■ **TASK DATA**:
┄┄┄┄┄┄┄┄┄┄
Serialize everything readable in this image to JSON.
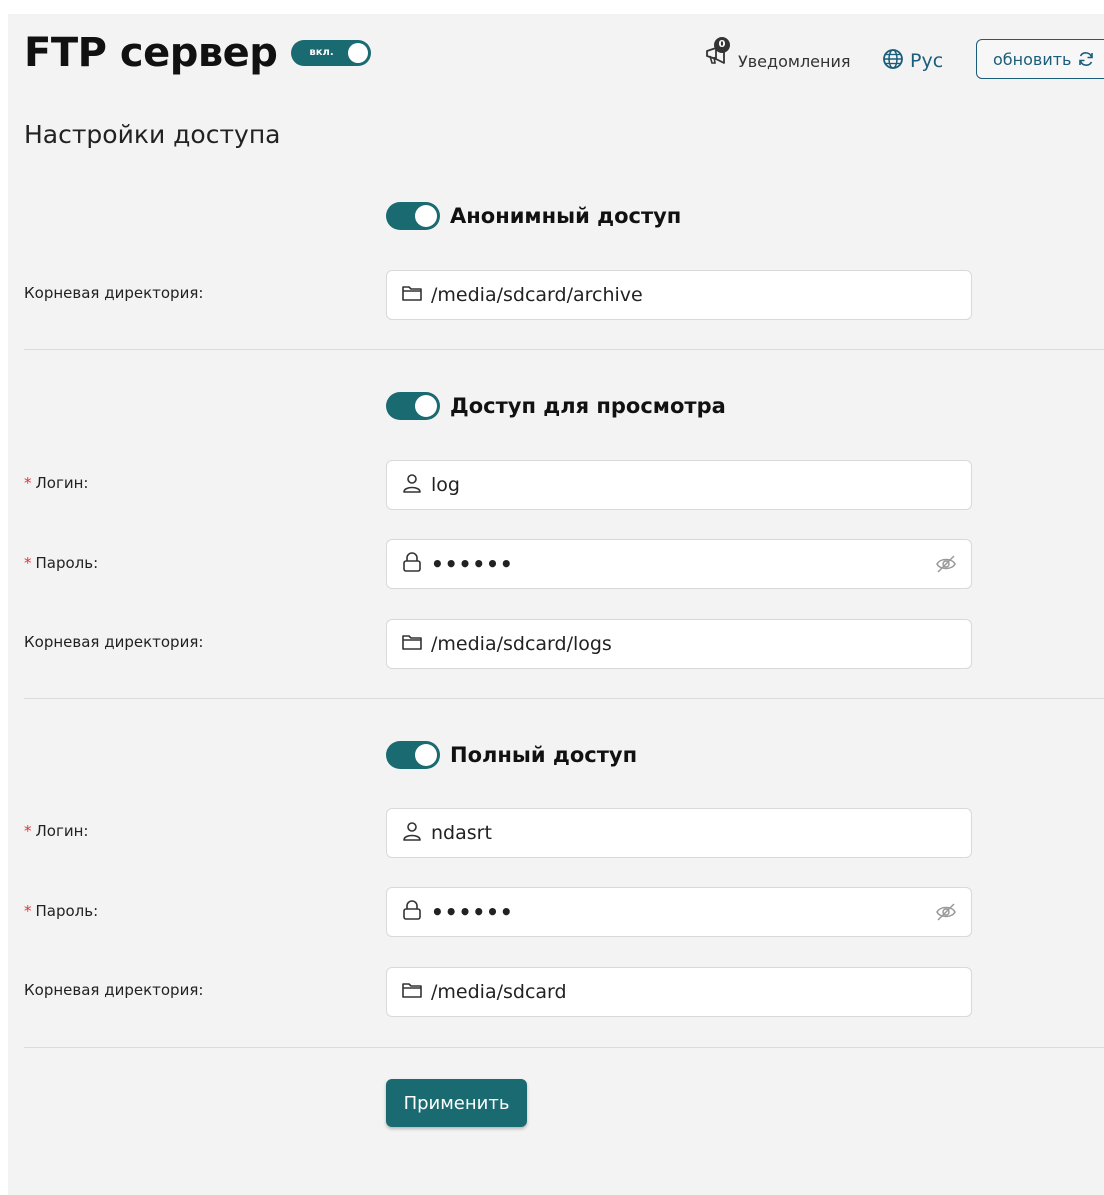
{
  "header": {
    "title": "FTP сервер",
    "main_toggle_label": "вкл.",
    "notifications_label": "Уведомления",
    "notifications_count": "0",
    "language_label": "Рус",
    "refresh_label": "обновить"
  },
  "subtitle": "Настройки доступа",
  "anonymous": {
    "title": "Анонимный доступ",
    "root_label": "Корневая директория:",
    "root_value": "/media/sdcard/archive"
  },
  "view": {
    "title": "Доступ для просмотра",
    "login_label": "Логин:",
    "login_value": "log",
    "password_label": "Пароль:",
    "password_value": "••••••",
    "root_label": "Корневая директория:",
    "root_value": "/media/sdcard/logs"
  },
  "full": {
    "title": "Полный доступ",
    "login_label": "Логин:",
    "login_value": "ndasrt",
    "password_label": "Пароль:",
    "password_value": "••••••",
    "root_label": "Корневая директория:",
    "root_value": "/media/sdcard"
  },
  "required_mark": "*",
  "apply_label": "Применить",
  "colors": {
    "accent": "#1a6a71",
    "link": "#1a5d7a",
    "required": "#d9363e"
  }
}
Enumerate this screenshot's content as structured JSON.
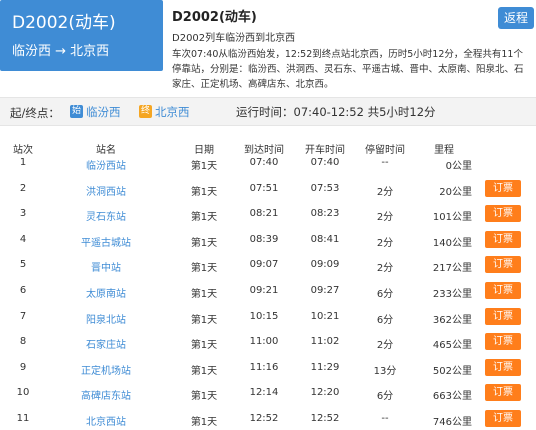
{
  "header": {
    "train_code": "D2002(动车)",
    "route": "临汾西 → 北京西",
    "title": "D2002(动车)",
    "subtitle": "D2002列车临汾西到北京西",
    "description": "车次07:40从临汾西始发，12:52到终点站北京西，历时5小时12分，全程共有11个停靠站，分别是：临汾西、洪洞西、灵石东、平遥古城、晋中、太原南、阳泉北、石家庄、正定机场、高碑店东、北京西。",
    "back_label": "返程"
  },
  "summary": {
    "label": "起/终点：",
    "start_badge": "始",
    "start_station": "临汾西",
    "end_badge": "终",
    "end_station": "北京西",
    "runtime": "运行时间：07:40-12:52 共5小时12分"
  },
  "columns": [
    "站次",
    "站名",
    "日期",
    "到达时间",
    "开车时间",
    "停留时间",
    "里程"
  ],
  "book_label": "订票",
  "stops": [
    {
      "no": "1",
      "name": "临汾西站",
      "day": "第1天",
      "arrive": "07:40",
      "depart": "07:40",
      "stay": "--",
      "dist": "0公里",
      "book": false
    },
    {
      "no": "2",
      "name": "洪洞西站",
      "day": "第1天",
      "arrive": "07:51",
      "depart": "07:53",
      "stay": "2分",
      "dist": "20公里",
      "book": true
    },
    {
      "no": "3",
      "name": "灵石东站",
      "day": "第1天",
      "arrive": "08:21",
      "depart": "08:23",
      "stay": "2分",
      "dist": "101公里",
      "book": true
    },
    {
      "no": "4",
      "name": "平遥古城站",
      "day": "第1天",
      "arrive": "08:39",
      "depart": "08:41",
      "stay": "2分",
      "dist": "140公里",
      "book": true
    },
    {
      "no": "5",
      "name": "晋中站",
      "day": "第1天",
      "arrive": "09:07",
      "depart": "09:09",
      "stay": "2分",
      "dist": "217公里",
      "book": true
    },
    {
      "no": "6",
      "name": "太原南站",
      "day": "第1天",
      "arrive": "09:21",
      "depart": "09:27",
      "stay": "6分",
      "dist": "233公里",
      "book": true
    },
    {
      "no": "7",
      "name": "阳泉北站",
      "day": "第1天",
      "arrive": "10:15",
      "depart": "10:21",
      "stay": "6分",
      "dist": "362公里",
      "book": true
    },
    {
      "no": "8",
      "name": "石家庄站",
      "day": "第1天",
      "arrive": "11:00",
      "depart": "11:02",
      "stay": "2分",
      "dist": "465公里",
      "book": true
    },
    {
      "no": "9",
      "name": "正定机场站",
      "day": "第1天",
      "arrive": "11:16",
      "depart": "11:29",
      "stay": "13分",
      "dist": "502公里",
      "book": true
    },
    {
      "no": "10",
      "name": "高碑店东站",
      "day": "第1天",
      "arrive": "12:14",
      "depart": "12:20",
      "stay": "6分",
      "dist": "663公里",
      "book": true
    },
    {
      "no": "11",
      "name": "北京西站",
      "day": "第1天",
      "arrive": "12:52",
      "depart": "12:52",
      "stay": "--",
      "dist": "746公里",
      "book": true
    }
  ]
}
┄┄┄┄┄┄┄┄┄┄
■ **REQUIRED TASK**: Gather and return every line that holds the string "name".

■ **EXPECTED ANSWER**:
      "name": "临汾西站",
      "name": "洪洞西站",
      "name": "灵石东站",
      "name": "平遥古城站",
      "name": "晋中站",
      "name": "太原南站",
      "name": "阳泉北站",
      "name": "石家庄站",
      "name": "正定机场站",
      "name": "高碑店东站",
      "name": "北京西站",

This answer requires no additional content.